Lines of data
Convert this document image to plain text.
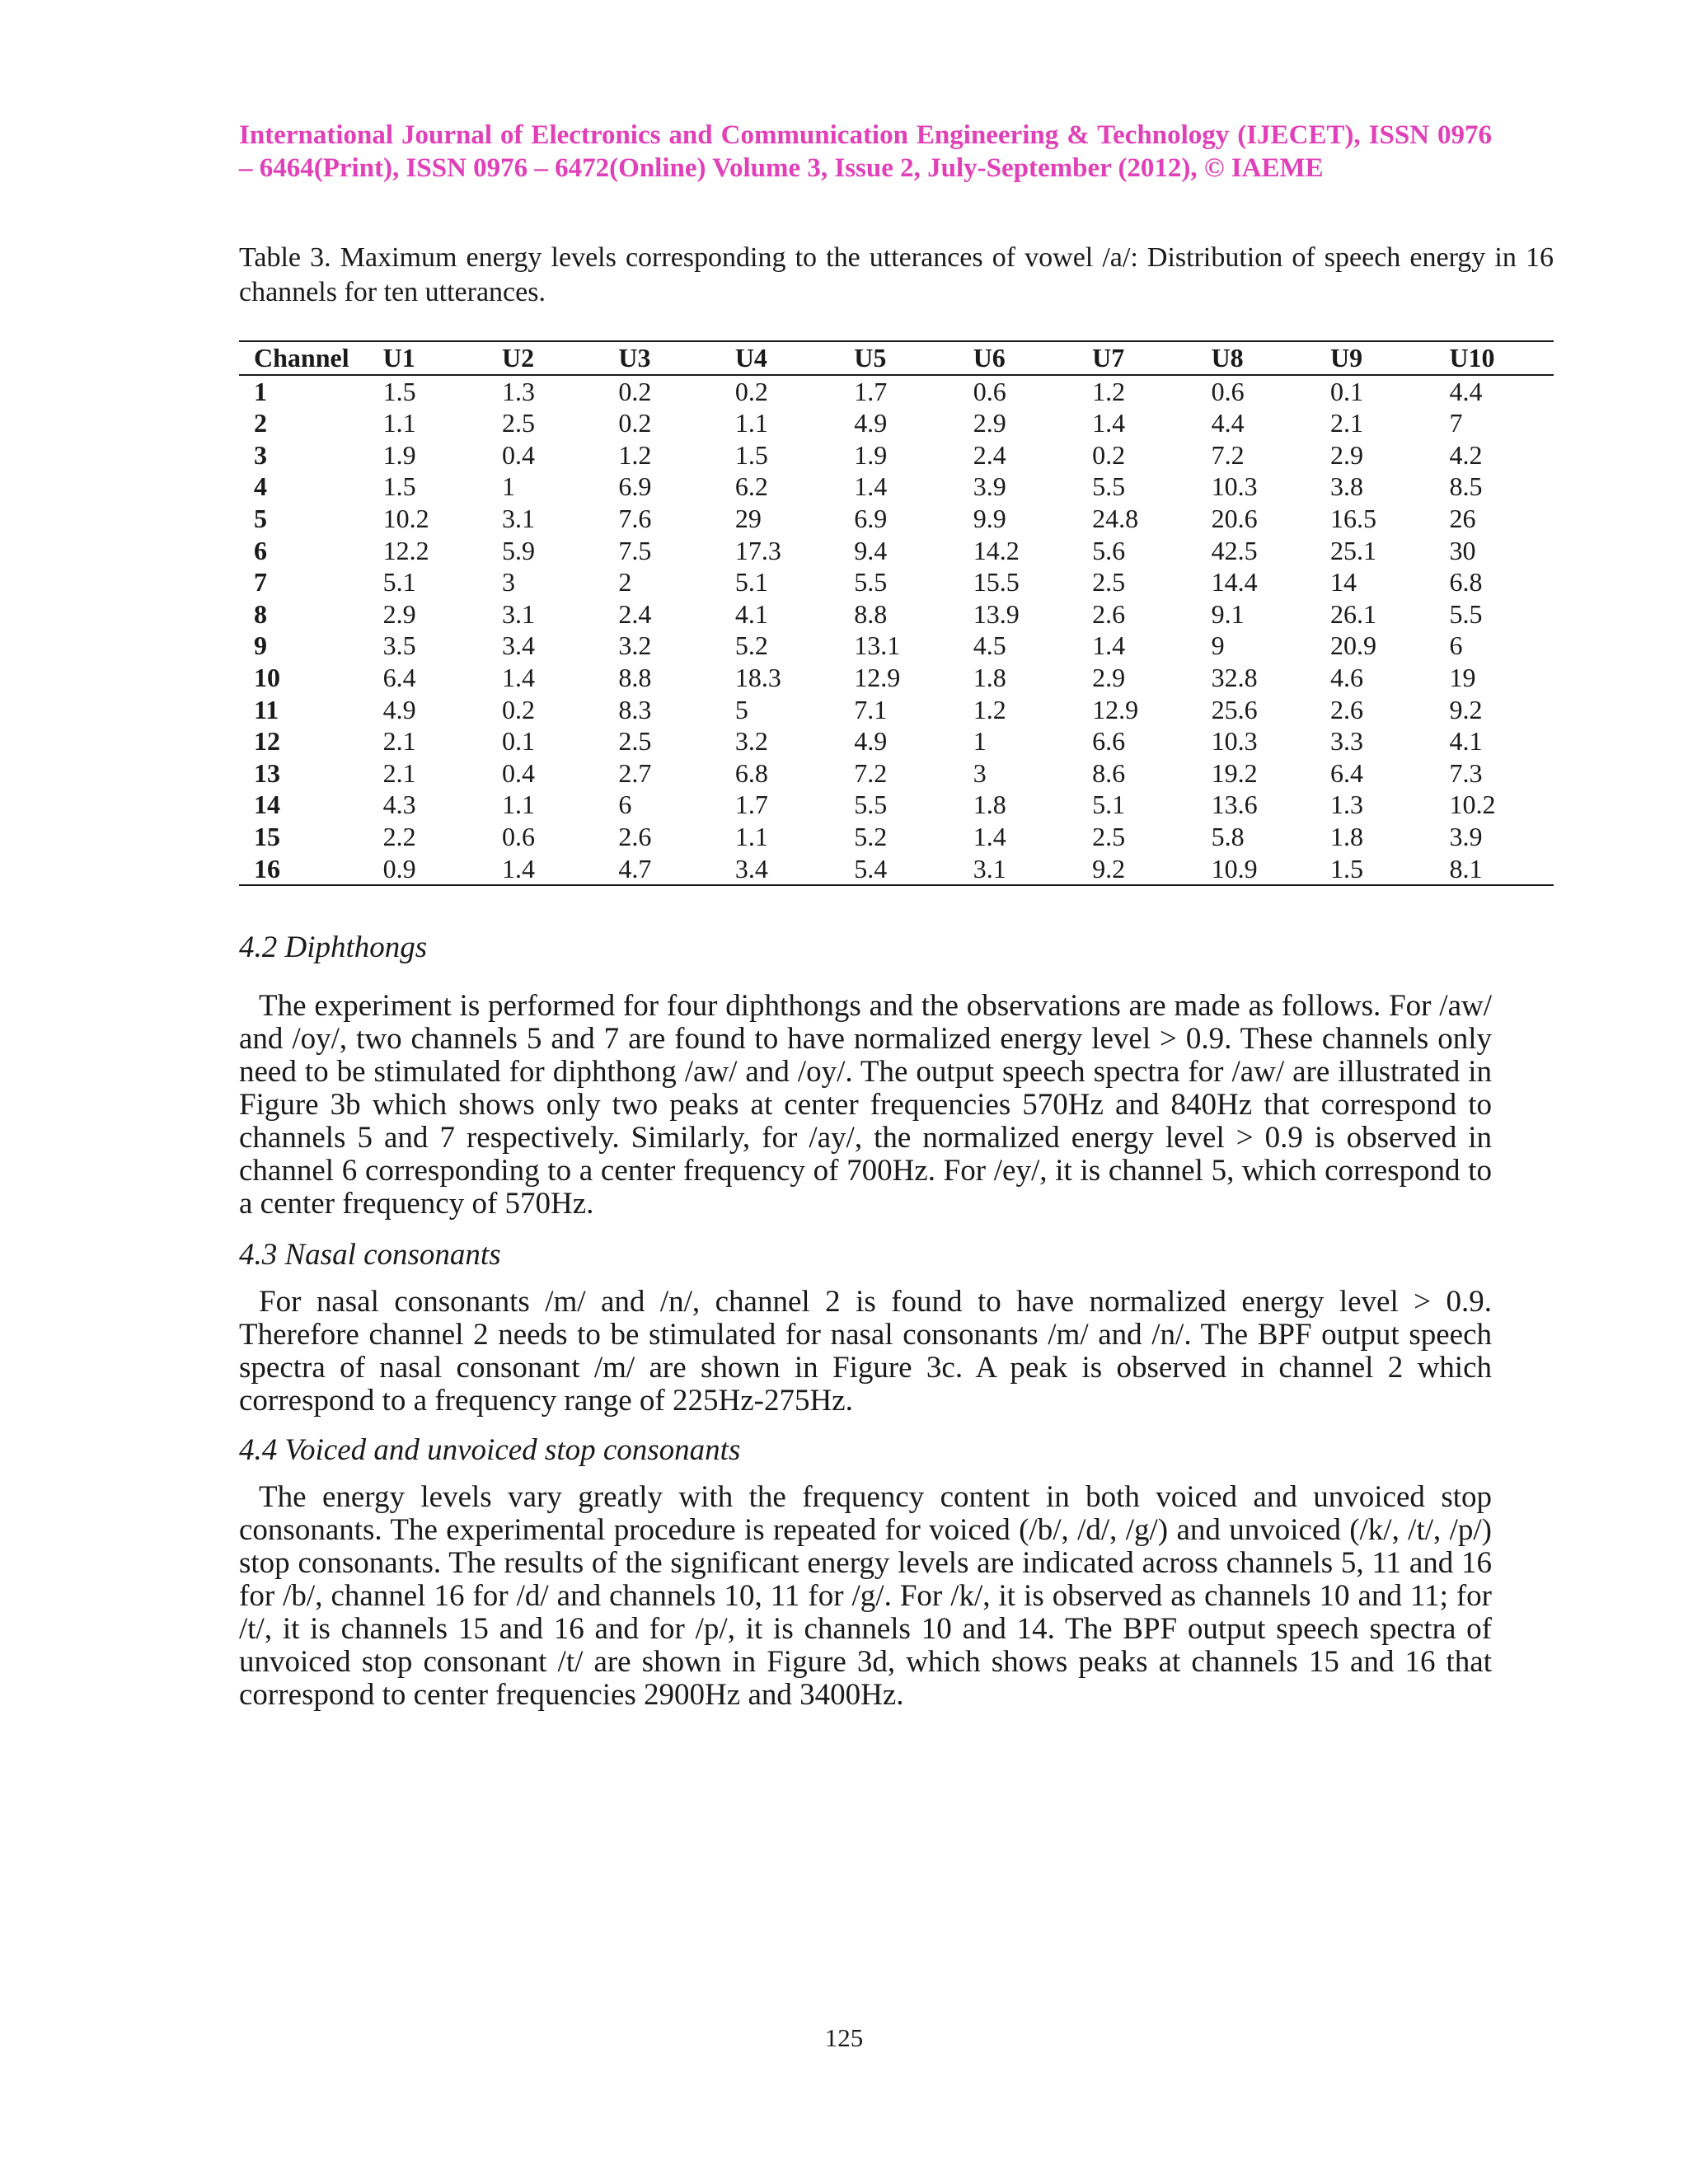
International Journal of Electronics and Communication Engineering & Technology (IJECET), ISSN 0976 – 6464(Print), ISSN 0976 – 6472(Online) Volume 3, Issue 2, July-September (2012), © IAEME
Table 3. Maximum energy levels corresponding to the utterances of vowel /a/: Distribution of speech energy in 16 channels for ten utterances.
Channel	U1	U2	U3	U4	U5	U6	U7	U8	U9	U10
1	1.5	1.3	0.2	0.2	1.7	0.6	1.2	0.6	0.1	4.4
2	1.1	2.5	0.2	1.1	4.9	2.9	1.4	4.4	2.1	7
3	1.9	0.4	1.2	1.5	1.9	2.4	0.2	7.2	2.9	4.2
4	1.5	1	6.9	6.2	1.4	3.9	5.5	10.3	3.8	8.5
5	10.2	3.1	7.6	29	6.9	9.9	24.8	20.6	16.5	26
6	12.2	5.9	7.5	17.3	9.4	14.2	5.6	42.5	25.1	30
7	5.1	3	2	5.1	5.5	15.5	2.5	14.4	14	6.8
8	2.9	3.1	2.4	4.1	8.8	13.9	2.6	9.1	26.1	5.5
9	3.5	3.4	3.2	5.2	13.1	4.5	1.4	9	20.9	6
10	6.4	1.4	8.8	18.3	12.9	1.8	2.9	32.8	4.6	19
11	4.9	0.2	8.3	5	7.1	1.2	12.9	25.6	2.6	9.2
12	2.1	0.1	2.5	3.2	4.9	1	6.6	10.3	3.3	4.1
13	2.1	0.4	2.7	6.8	7.2	3	8.6	19.2	6.4	7.3
14	4.3	1.1	6	1.7	5.5	1.8	5.1	13.6	1.3	10.2
15	2.2	0.6	2.6	1.1	5.2	1.4	2.5	5.8	1.8	3.9
16	0.9	1.4	4.7	3.4	5.4	3.1	9.2	10.9	1.5	8.1
4.2 Diphthongs

The experiment is performed for four diphthongs and the observations are made as follows. For /aw/ and /oy/, two channels 5 and 7 are found to have normalized energy level > 0.9. These channels only need to be stimulated for diphthong /aw/ and /oy/. The output speech spectra for /aw/ are illustrated in Figure 3b which shows only two peaks at center frequencies 570Hz and 840Hz that correspond to channels 5 and 7 respectively. Similarly, for /ay/, the normalized energy level > 0.9 is observed in channel 6 corresponding to a center frequency of 700Hz. For /ey/, it is channel 5, which correspond to a center frequency of 570Hz.

4.3 Nasal consonants

For nasal consonants /m/ and /n/, channel 2 is found to have normalized energy level > 0.9. Therefore channel 2 needs to be stimulated for nasal consonants /m/ and /n/. The BPF output speech spectra of nasal consonant /m/ are shown in Figure 3c. A peak is observed in channel 2 which correspond to a frequency range of 225Hz-275Hz.

4.4 Voiced and unvoiced stop consonants

The energy levels vary greatly with the frequency content in both voiced and unvoiced stop consonants. The experimental procedure is repeated for voiced (/b/, /d/, /g/) and unvoiced (/k/, /t/, /p/) stop consonants. The results of the significant energy levels are indicated across channels 5, 11 and 16 for /b/, channel 16 for /d/ and channels 10, 11 for /g/. For /k/, it is observed as channels 10 and 11; for /t/, it is channels 15 and 16 and for /p/, it is channels 10 and 14. The BPF output speech spectra of unvoiced stop consonant /t/ are shown in Figure 3d, which shows peaks at channels 15 and 16 that correspond to center frequencies 2900Hz and 3400Hz.

125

== EXERCISE REQUIREMENTS ==
Word for word, quote the lines above. Omit the pictures.

== SOLUTION FOR THIS TASK ==
Convert this document image to plain text.
International Journal of Electronics and Communication Engineering & Technology (IJECET), ISSN 0976 – 6464(Print), ISSN 0976 – 6472(Online) Volume 3, Issue 2, July-September (2012), © IAEME
Table 3. Maximum energy levels corresponding to the utterances of vowel /a/: Distribution of speech energy in 16 channels for ten utterances.
Channel	U1	U2	U3	U4	U5	U6	U7	U8	U9	U10
1	1.5	1.3	0.2	0.2	1.7	0.6	1.2	0.6	0.1	4.4
2	1.1	2.5	0.2	1.1	4.9	2.9	1.4	4.4	2.1	7
3	1.9	0.4	1.2	1.5	1.9	2.4	0.2	7.2	2.9	4.2
4	1.5	1	6.9	6.2	1.4	3.9	5.5	10.3	3.8	8.5
5	10.2	3.1	7.6	29	6.9	9.9	24.8	20.6	16.5	26
6	12.2	5.9	7.5	17.3	9.4	14.2	5.6	42.5	25.1	30
7	5.1	3	2	5.1	5.5	15.5	2.5	14.4	14	6.8
8	2.9	3.1	2.4	4.1	8.8	13.9	2.6	9.1	26.1	5.5
9	3.5	3.4	3.2	5.2	13.1	4.5	1.4	9	20.9	6
10	6.4	1.4	8.8	18.3	12.9	1.8	2.9	32.8	4.6	19
11	4.9	0.2	8.3	5	7.1	1.2	12.9	25.6	2.6	9.2
12	2.1	0.1	2.5	3.2	4.9	1	6.6	10.3	3.3	4.1
13	2.1	0.4	2.7	6.8	7.2	3	8.6	19.2	6.4	7.3
14	4.3	1.1	6	1.7	5.5	1.8	5.1	13.6	1.3	10.2
15	2.2	0.6	2.6	1.1	5.2	1.4	2.5	5.8	1.8	3.9
16	0.9	1.4	4.7	3.4	5.4	3.1	9.2	10.9	1.5	8.1
4.2 Diphthongs

The experiment is performed for four diphthongs and the observations are made as follows. For /aw/ and /oy/, two channels 5 and 7 are found to have normalized energy level > 0.9. These channels only need to be stimulated for diphthong /aw/ and /oy/. The output speech spectra for /aw/ are illustrated in Figure 3b which shows only two peaks at center frequencies 570Hz and 840Hz that correspond to channels 5 and 7 respectively. Similarly, for /ay/, the normalized energy level > 0.9 is observed in channel 6 corresponding to a center frequency of 700Hz. For /ey/, it is channel 5, which correspond to a center frequency of 570Hz.

4.3 Nasal consonants

For nasal consonants /m/ and /n/, channel 2 is found to have normalized energy level > 0.9. Therefore channel 2 needs to be stimulated for nasal consonants /m/ and /n/. The BPF output speech spectra of nasal consonant /m/ are shown in Figure 3c. A peak is observed in channel 2 which correspond to a frequency range of 225Hz-275Hz.

4.4 Voiced and unvoiced stop consonants

The energy levels vary greatly with the frequency content in both voiced and unvoiced stop consonants. The experimental procedure is repeated for voiced (/b/, /d/, /g/) and unvoiced (/k/, /t/, /p/) stop consonants. The results of the significant energy levels are indicated across channels 5, 11 and 16 for /b/, channel 16 for /d/ and channels 10, 11 for /g/. For /k/, it is observed as channels 10 and 11; for /t/, it is channels 15 and 16 and for /p/, it is channels 10 and 14. The BPF output speech spectra of unvoiced stop consonant /t/ are shown in Figure 3d, which shows peaks at channels 15 and 16 that correspond to center frequencies 2900Hz and 3400Hz.

125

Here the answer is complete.